▸ **Data for this task**
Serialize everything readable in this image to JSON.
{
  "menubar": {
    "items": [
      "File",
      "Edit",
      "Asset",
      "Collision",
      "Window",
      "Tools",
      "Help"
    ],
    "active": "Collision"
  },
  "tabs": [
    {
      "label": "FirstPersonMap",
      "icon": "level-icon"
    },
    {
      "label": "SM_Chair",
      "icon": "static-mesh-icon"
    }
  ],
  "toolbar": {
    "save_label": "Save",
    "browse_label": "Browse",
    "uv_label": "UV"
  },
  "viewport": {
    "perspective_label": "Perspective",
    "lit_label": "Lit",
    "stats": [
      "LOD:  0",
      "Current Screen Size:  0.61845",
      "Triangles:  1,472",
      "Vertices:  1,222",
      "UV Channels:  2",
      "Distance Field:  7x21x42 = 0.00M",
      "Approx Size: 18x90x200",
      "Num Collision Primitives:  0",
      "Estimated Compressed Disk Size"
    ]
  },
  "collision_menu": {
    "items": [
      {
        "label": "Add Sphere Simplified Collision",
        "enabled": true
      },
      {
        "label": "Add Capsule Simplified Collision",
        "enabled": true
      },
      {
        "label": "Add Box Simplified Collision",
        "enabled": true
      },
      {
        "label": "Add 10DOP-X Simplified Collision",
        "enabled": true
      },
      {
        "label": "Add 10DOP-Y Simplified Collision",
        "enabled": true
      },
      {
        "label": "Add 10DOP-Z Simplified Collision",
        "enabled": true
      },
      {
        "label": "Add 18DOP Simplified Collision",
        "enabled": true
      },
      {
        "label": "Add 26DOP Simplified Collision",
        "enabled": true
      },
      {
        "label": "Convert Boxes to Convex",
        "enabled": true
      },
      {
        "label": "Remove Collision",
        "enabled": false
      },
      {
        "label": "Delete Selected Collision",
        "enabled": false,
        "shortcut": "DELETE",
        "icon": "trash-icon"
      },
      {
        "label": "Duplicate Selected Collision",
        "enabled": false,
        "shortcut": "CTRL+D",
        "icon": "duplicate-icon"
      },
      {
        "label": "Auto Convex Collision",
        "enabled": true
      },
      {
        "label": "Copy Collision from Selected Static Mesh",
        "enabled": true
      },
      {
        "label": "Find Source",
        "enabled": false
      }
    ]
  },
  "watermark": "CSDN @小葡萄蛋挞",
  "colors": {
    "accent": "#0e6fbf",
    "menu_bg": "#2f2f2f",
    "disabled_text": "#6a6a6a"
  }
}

▸ **Work to do**
Repeat all of the records above exactly as written.

▸ **Answer for the task**
Serialize everything readable in this image to JSON.
{
  "menubar": {
    "items": [
      "File",
      "Edit",
      "Asset",
      "Collision",
      "Window",
      "Tools",
      "Help"
    ],
    "active": "Collision"
  },
  "tabs": [
    {
      "label": "FirstPersonMap",
      "icon": "level-icon"
    },
    {
      "label": "SM_Chair",
      "icon": "static-mesh-icon"
    }
  ],
  "toolbar": {
    "save_label": "Save",
    "browse_label": "Browse",
    "uv_label": "UV"
  },
  "viewport": {
    "perspective_label": "Perspective",
    "lit_label": "Lit",
    "stats": [
      "LOD:  0",
      "Current Screen Size:  0.61845",
      "Triangles:  1,472",
      "Vertices:  1,222",
      "UV Channels:  2",
      "Distance Field:  7x21x42 = 0.00M",
      "Approx Size: 18x90x200",
      "Num Collision Primitives:  0",
      "Estimated Compressed Disk Size"
    ]
  },
  "collision_menu": {
    "items": [
      {
        "label": "Add Sphere Simplified Collision",
        "enabled": true
      },
      {
        "label": "Add Capsule Simplified Collision",
        "enabled": true
      },
      {
        "label": "Add Box Simplified Collision",
        "enabled": true
      },
      {
        "label": "Add 10DOP-X Simplified Collision",
        "enabled": true
      },
      {
        "label": "Add 10DOP-Y Simplified Collision",
        "enabled": true
      },
      {
        "label": "Add 10DOP-Z Simplified Collision",
        "enabled": true
      },
      {
        "label": "Add 18DOP Simplified Collision",
        "enabled": true
      },
      {
        "label": "Add 26DOP Simplified Collision",
        "enabled": true
      },
      {
        "label": "Convert Boxes to Convex",
        "enabled": true
      },
      {
        "label": "Remove Collision",
        "enabled": false
      },
      {
        "label": "Delete Selected Collision",
        "enabled": false,
        "shortcut": "DELETE",
        "icon": "trash-icon"
      },
      {
        "label": "Duplicate Selected Collision",
        "enabled": false,
        "shortcut": "CTRL+D",
        "icon": "duplicate-icon"
      },
      {
        "label": "Auto Convex Collision",
        "enabled": true
      },
      {
        "label": "Copy Collision from Selected Static Mesh",
        "enabled": true
      },
      {
        "label": "Find Source",
        "enabled": false
      }
    ]
  },
  "watermark": "CSDN @小葡萄蛋挞",
  "colors": {
    "accent": "#0e6fbf",
    "menu_bg": "#2f2f2f",
    "disabled_text": "#6a6a6a"
  }
}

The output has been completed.